— BEGIN Raw records —

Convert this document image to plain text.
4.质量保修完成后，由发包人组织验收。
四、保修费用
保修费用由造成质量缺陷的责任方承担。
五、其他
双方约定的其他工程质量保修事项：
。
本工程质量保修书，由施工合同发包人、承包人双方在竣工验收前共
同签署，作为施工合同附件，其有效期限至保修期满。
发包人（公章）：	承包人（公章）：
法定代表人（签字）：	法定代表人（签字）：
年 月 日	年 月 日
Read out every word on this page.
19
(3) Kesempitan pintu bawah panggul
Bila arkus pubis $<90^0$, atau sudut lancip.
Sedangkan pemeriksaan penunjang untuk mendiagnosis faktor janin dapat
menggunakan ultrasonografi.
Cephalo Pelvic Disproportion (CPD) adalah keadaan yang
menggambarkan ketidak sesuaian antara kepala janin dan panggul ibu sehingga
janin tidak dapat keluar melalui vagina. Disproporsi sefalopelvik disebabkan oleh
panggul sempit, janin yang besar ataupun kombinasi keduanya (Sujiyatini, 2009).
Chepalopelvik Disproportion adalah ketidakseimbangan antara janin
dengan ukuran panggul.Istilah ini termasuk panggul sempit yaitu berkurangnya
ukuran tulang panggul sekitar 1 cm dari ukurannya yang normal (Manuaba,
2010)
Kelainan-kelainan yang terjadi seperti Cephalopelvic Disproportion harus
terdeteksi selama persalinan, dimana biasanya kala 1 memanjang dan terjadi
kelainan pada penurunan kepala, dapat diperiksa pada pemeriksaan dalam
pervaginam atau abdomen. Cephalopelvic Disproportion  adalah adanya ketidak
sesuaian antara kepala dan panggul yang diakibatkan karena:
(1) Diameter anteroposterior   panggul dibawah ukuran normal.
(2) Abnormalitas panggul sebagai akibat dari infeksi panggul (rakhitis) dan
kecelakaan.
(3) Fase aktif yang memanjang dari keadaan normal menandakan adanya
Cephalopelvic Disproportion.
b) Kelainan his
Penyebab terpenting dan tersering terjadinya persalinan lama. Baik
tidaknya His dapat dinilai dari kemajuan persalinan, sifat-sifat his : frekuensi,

— END Raw records —

Print the complete listing again, exactly as it stands.

# [Task result]
Convert this document image to plain text.
4.质量保修完成后，由发包人组织验收。
四、保修费用
保修费用由造成质量缺陷的责任方承担。
五、其他
双方约定的其他工程质量保修事项：
。
本工程质量保修书，由施工合同发包人、承包人双方在竣工验收前共
同签署，作为施工合同附件，其有效期限至保修期满。
发包人（公章）：	承包人（公章）：
法定代表人（签字）：	法定代表人（签字）：
年 月 日	年 月 日
Read out every word on this page.
19
(3) Kesempitan pintu bawah panggul
Bila arkus pubis $<90^0$, atau sudut lancip.
Sedangkan pemeriksaan penunjang untuk mendiagnosis faktor janin dapat
menggunakan ultrasonografi.
Cephalo Pelvic Disproportion (CPD) adalah keadaan yang
menggambarkan ketidak sesuaian antara kepala janin dan panggul ibu sehingga
janin tidak dapat keluar melalui vagina. Disproporsi sefalopelvik disebabkan oleh
panggul sempit, janin yang besar ataupun kombinasi keduanya (Sujiyatini, 2009).
Chepalopelvik Disproportion adalah ketidakseimbangan antara janin
dengan ukuran panggul.Istilah ini termasuk panggul sempit yaitu berkurangnya
ukuran tulang panggul sekitar 1 cm dari ukurannya yang normal (Manuaba,
2010)
Kelainan-kelainan yang terjadi seperti Cephalopelvic Disproportion harus
terdeteksi selama persalinan, dimana biasanya kala 1 memanjang dan terjadi
kelainan pada penurunan kepala, dapat diperiksa pada pemeriksaan dalam
pervaginam atau abdomen. Cephalopelvic Disproportion  adalah adanya ketidak
sesuaian antara kepala dan panggul yang diakibatkan karena:
(1) Diameter anteroposterior   panggul dibawah ukuran normal.
(2) Abnormalitas panggul sebagai akibat dari infeksi panggul (rakhitis) dan
kecelakaan.
(3) Fase aktif yang memanjang dari keadaan normal menandakan adanya
Cephalopelvic Disproportion.
b) Kelainan his
Penyebab terpenting dan tersering terjadinya persalinan lama. Baik
tidaknya His dapat dinilai dari kemajuan persalinan, sifat-sifat his : frekuensi,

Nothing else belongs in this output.